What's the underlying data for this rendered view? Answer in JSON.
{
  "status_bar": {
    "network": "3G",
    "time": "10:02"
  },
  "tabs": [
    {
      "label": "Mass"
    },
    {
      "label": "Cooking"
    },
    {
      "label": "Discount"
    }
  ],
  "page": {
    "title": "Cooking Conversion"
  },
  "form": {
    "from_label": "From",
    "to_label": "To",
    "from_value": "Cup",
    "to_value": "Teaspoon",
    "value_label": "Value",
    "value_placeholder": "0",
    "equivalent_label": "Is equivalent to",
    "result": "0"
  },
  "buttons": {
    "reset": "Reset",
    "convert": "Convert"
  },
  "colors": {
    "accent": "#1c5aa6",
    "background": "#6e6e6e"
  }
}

=====

Copy every line of the listing that contains the word "Cooking".

      "label": "Cooking"
    "title": "Cooking Conversion"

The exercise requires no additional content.